━━ Material

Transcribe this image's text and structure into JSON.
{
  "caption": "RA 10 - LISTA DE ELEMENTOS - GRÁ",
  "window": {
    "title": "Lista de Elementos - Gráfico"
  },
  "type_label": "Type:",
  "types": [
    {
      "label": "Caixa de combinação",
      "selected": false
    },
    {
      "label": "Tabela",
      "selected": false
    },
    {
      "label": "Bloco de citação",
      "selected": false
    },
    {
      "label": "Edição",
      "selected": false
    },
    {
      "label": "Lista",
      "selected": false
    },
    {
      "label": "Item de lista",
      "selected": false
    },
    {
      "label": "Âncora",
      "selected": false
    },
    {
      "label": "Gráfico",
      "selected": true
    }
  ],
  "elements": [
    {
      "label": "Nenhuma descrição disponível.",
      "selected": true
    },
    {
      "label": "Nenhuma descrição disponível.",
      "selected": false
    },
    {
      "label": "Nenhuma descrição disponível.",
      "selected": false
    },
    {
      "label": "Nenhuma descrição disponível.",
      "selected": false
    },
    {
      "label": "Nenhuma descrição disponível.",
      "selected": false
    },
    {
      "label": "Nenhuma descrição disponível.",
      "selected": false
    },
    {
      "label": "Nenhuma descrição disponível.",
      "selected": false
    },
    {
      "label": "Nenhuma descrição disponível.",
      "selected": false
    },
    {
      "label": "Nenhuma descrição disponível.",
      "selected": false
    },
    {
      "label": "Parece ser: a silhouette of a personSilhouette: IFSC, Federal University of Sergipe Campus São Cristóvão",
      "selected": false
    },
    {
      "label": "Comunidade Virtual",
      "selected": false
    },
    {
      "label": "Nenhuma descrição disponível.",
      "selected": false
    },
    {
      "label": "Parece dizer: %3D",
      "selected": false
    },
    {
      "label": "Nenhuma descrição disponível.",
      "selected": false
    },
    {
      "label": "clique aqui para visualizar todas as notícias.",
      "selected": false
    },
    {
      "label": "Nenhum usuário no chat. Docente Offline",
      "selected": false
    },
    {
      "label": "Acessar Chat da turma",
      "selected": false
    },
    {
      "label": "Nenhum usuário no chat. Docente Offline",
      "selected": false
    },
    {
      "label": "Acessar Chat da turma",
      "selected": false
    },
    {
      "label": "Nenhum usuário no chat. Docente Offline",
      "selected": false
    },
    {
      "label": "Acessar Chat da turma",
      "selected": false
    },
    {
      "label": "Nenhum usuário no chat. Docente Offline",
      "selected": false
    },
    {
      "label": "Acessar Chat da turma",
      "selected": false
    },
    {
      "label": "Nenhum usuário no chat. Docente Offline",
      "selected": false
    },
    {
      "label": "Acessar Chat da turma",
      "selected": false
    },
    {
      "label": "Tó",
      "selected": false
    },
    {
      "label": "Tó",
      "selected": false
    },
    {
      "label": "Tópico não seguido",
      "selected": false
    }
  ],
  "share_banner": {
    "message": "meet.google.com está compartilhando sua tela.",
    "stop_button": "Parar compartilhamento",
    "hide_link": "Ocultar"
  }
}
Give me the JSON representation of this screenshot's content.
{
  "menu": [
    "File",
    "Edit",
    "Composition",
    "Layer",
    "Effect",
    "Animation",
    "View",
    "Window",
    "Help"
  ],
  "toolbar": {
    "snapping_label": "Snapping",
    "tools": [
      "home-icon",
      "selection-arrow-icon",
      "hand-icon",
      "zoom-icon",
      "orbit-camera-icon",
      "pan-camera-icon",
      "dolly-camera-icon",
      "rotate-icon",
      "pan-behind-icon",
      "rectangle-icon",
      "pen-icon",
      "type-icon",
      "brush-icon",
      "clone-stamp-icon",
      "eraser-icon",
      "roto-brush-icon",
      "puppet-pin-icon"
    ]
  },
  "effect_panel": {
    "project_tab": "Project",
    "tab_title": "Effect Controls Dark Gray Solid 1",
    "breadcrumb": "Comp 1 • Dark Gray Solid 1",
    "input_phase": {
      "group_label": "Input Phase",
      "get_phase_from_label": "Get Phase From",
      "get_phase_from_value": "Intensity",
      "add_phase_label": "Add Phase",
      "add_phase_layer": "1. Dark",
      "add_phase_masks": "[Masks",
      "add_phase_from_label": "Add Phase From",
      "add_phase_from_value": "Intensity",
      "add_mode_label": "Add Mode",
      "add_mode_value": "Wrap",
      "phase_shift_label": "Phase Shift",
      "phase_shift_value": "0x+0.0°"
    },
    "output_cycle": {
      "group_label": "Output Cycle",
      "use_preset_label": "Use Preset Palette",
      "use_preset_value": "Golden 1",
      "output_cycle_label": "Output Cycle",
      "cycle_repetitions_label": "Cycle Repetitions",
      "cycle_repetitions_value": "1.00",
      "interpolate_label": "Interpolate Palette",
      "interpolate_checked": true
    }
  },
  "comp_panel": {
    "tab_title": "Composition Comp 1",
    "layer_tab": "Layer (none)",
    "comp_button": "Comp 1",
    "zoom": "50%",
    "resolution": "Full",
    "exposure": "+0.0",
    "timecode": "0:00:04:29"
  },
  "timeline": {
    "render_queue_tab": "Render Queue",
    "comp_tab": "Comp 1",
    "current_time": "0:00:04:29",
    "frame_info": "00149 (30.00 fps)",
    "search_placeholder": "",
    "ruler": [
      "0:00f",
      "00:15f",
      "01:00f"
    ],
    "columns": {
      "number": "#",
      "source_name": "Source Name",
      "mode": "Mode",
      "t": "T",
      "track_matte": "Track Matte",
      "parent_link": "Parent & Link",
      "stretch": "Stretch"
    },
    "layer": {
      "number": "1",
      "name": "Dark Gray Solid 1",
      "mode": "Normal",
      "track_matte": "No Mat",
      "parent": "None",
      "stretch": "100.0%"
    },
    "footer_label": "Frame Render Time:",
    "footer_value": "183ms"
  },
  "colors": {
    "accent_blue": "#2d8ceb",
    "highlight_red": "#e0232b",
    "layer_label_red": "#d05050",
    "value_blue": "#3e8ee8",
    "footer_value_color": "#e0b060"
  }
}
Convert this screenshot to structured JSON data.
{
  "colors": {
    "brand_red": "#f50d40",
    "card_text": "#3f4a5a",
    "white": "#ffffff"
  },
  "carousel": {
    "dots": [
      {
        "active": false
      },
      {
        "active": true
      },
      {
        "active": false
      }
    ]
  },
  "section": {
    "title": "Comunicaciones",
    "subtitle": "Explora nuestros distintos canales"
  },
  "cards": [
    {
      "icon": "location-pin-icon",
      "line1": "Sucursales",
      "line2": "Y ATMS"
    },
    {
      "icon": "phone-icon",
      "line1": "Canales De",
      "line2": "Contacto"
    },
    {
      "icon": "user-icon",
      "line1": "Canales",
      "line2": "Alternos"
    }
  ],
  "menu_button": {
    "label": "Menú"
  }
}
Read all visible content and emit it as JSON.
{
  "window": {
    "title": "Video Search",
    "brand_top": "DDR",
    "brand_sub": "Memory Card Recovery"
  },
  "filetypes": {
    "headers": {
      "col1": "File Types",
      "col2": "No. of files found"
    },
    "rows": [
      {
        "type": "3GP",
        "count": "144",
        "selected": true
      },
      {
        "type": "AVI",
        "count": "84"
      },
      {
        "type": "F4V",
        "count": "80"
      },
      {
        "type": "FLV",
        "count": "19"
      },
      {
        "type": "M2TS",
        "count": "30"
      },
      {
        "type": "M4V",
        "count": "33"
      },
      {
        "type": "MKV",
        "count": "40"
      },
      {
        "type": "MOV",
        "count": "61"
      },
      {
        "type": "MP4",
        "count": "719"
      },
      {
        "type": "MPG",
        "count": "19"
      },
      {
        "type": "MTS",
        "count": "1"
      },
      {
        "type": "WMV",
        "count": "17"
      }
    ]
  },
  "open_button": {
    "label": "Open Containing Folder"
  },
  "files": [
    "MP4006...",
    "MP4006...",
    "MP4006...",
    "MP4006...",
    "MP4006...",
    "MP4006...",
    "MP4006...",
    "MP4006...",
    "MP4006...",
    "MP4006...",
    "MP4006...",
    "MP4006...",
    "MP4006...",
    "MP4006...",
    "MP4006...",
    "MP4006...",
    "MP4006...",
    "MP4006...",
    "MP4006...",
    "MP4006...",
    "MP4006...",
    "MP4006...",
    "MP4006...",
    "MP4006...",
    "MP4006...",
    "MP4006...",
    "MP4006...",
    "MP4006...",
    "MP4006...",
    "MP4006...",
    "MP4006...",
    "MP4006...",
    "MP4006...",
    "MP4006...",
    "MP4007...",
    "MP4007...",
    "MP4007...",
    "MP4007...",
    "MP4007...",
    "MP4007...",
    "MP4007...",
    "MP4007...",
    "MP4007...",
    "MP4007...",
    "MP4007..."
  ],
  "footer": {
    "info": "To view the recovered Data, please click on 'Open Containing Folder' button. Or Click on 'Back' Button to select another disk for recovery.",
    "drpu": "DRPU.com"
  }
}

━━━━

### Required task
Scan the records above for the string "Solid", then select every line that holds it.

### Solution to this task
    "tab_title": "Effect Controls Dark Gray Solid 1",
    "breadcrumb": "Comp 1 • Dark Gray Solid 1",
      "name": "Dark Gray Solid 1",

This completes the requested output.